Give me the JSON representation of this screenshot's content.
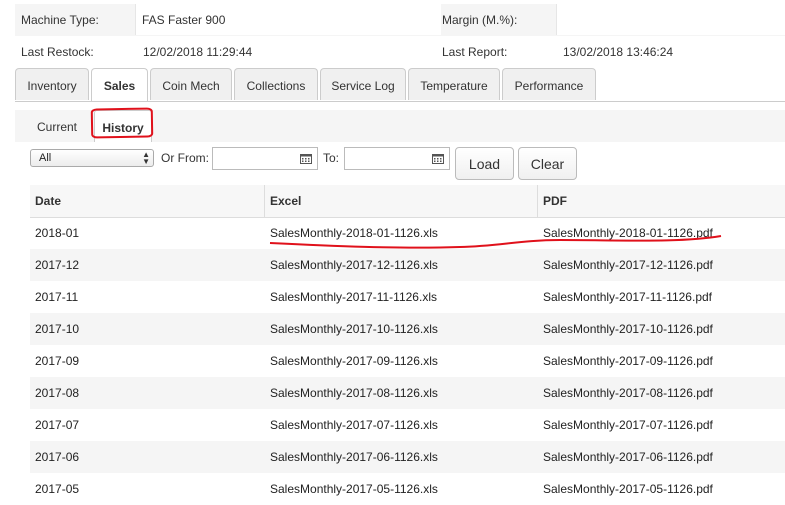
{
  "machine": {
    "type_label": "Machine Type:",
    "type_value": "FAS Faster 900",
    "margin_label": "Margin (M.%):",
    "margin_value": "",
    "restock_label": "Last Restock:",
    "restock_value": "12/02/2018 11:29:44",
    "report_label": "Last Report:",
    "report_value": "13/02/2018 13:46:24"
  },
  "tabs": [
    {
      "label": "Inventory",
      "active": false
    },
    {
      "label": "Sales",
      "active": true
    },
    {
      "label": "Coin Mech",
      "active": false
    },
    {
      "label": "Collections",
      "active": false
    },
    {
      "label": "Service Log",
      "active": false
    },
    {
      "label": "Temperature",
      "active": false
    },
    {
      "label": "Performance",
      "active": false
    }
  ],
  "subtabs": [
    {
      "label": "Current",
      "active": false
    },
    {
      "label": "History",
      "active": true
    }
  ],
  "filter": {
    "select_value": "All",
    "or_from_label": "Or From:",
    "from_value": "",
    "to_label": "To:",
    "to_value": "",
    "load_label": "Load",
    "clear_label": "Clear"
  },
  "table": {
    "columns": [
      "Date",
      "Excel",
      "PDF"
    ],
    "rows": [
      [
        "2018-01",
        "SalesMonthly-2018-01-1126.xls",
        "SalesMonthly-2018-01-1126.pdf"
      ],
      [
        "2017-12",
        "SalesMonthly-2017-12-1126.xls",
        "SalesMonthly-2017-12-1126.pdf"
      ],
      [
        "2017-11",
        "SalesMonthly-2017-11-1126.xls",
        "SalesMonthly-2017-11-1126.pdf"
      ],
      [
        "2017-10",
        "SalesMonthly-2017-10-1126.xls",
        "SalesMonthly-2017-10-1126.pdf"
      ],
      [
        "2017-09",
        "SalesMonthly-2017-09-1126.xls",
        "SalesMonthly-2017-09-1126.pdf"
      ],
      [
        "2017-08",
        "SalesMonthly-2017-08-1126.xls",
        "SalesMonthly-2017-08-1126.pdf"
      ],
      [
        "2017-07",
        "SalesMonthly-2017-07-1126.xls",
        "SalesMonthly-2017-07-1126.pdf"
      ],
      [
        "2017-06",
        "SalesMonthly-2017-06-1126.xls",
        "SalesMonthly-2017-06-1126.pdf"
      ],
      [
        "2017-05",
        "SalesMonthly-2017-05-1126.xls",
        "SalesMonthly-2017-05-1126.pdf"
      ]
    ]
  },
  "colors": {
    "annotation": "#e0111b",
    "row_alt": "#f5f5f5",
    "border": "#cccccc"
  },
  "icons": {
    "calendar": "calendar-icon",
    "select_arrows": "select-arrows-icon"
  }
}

________

_What to do_
Skipping the pictures, transcribe each line above exactly as it appears.

_Exercise result_
Give me the JSON representation of this screenshot's content.
{
  "machine": {
    "type_label": "Machine Type:",
    "type_value": "FAS Faster 900",
    "margin_label": "Margin (M.%):",
    "margin_value": "",
    "restock_label": "Last Restock:",
    "restock_value": "12/02/2018 11:29:44",
    "report_label": "Last Report:",
    "report_value": "13/02/2018 13:46:24"
  },
  "tabs": [
    {
      "label": "Inventory",
      "active": false
    },
    {
      "label": "Sales",
      "active": true
    },
    {
      "label": "Coin Mech",
      "active": false
    },
    {
      "label": "Collections",
      "active": false
    },
    {
      "label": "Service Log",
      "active": false
    },
    {
      "label": "Temperature",
      "active": false
    },
    {
      "label": "Performance",
      "active": false
    }
  ],
  "subtabs": [
    {
      "label": "Current",
      "active": false
    },
    {
      "label": "History",
      "active": true
    }
  ],
  "filter": {
    "select_value": "All",
    "or_from_label": "Or From:",
    "from_value": "",
    "to_label": "To:",
    "to_value": "",
    "load_label": "Load",
    "clear_label": "Clear"
  },
  "table": {
    "columns": [
      "Date",
      "Excel",
      "PDF"
    ],
    "rows": [
      [
        "2018-01",
        "SalesMonthly-2018-01-1126.xls",
        "SalesMonthly-2018-01-1126.pdf"
      ],
      [
        "2017-12",
        "SalesMonthly-2017-12-1126.xls",
        "SalesMonthly-2017-12-1126.pdf"
      ],
      [
        "2017-11",
        "SalesMonthly-2017-11-1126.xls",
        "SalesMonthly-2017-11-1126.pdf"
      ],
      [
        "2017-10",
        "SalesMonthly-2017-10-1126.xls",
        "SalesMonthly-2017-10-1126.pdf"
      ],
      [
        "2017-09",
        "SalesMonthly-2017-09-1126.xls",
        "SalesMonthly-2017-09-1126.pdf"
      ],
      [
        "2017-08",
        "SalesMonthly-2017-08-1126.xls",
        "SalesMonthly-2017-08-1126.pdf"
      ],
      [
        "2017-07",
        "SalesMonthly-2017-07-1126.xls",
        "SalesMonthly-2017-07-1126.pdf"
      ],
      [
        "2017-06",
        "SalesMonthly-2017-06-1126.xls",
        "SalesMonthly-2017-06-1126.pdf"
      ],
      [
        "2017-05",
        "SalesMonthly-2017-05-1126.xls",
        "SalesMonthly-2017-05-1126.pdf"
      ]
    ]
  },
  "colors": {
    "annotation": "#e0111b",
    "row_alt": "#f5f5f5",
    "border": "#cccccc"
  },
  "icons": {
    "calendar": "calendar-icon",
    "select_arrows": "select-arrows-icon"
  }
}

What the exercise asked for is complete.